## RECORDS
################

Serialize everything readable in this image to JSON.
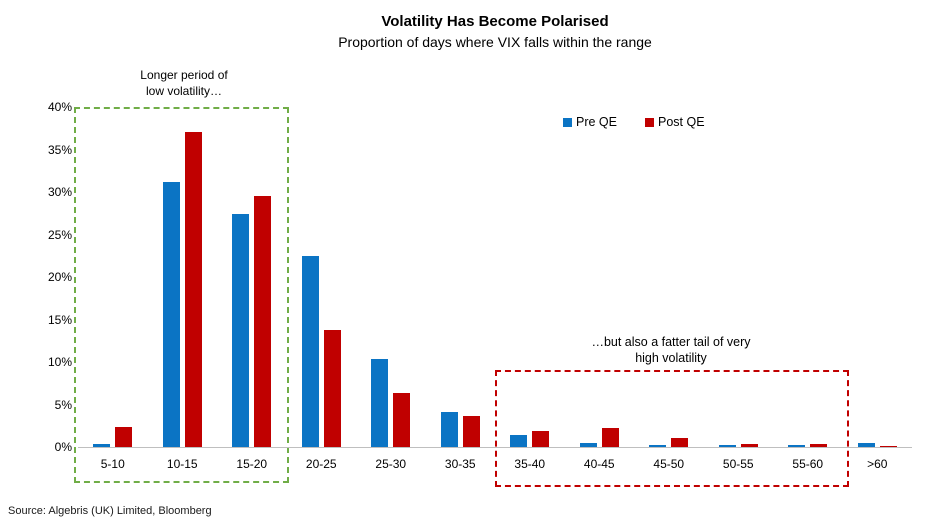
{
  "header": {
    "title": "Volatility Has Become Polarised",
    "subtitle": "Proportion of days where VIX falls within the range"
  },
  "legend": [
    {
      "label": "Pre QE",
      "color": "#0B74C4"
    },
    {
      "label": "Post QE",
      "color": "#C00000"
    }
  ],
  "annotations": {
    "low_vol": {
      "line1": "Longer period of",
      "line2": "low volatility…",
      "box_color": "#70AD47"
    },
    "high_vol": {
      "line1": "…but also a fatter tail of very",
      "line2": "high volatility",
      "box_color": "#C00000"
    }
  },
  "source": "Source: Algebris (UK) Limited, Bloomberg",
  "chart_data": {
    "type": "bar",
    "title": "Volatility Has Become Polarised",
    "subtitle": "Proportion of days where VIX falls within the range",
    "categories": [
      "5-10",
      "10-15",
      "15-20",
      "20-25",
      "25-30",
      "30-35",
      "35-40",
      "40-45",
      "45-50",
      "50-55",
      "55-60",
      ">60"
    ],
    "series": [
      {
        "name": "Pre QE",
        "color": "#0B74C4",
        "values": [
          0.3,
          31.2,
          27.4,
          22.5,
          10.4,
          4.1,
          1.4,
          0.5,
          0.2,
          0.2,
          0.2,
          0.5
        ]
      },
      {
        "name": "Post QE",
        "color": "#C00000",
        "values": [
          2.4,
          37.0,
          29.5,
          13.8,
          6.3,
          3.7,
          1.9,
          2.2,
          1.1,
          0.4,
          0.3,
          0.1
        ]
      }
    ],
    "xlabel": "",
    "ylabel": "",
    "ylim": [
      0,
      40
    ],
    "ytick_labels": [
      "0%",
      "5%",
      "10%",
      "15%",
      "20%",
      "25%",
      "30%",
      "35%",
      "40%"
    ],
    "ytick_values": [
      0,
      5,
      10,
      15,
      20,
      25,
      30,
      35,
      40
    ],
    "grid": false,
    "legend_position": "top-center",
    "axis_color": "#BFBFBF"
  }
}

################

## WHAT YOU HAVE TO DO
What is needed is an exact reproduction of the data, pictures excluded.

## EXERCISE OUTPUT
Serialize everything readable in this image to JSON.
{
  "header": {
    "title": "Volatility Has Become Polarised",
    "subtitle": "Proportion of days where VIX falls within the range"
  },
  "legend": [
    {
      "label": "Pre QE",
      "color": "#0B74C4"
    },
    {
      "label": "Post QE",
      "color": "#C00000"
    }
  ],
  "annotations": {
    "low_vol": {
      "line1": "Longer period of",
      "line2": "low volatility…",
      "box_color": "#70AD47"
    },
    "high_vol": {
      "line1": "…but also a fatter tail of very",
      "line2": "high volatility",
      "box_color": "#C00000"
    }
  },
  "source": "Source: Algebris (UK) Limited, Bloomberg",
  "chart_data": {
    "type": "bar",
    "title": "Volatility Has Become Polarised",
    "subtitle": "Proportion of days where VIX falls within the range",
    "categories": [
      "5-10",
      "10-15",
      "15-20",
      "20-25",
      "25-30",
      "30-35",
      "35-40",
      "40-45",
      "45-50",
      "50-55",
      "55-60",
      ">60"
    ],
    "series": [
      {
        "name": "Pre QE",
        "color": "#0B74C4",
        "values": [
          0.3,
          31.2,
          27.4,
          22.5,
          10.4,
          4.1,
          1.4,
          0.5,
          0.2,
          0.2,
          0.2,
          0.5
        ]
      },
      {
        "name": "Post QE",
        "color": "#C00000",
        "values": [
          2.4,
          37.0,
          29.5,
          13.8,
          6.3,
          3.7,
          1.9,
          2.2,
          1.1,
          0.4,
          0.3,
          0.1
        ]
      }
    ],
    "xlabel": "",
    "ylabel": "",
    "ylim": [
      0,
      40
    ],
    "ytick_labels": [
      "0%",
      "5%",
      "10%",
      "15%",
      "20%",
      "25%",
      "30%",
      "35%",
      "40%"
    ],
    "ytick_values": [
      0,
      5,
      10,
      15,
      20,
      25,
      30,
      35,
      40
    ],
    "grid": false,
    "legend_position": "top-center",
    "axis_color": "#BFBFBF"
  }
}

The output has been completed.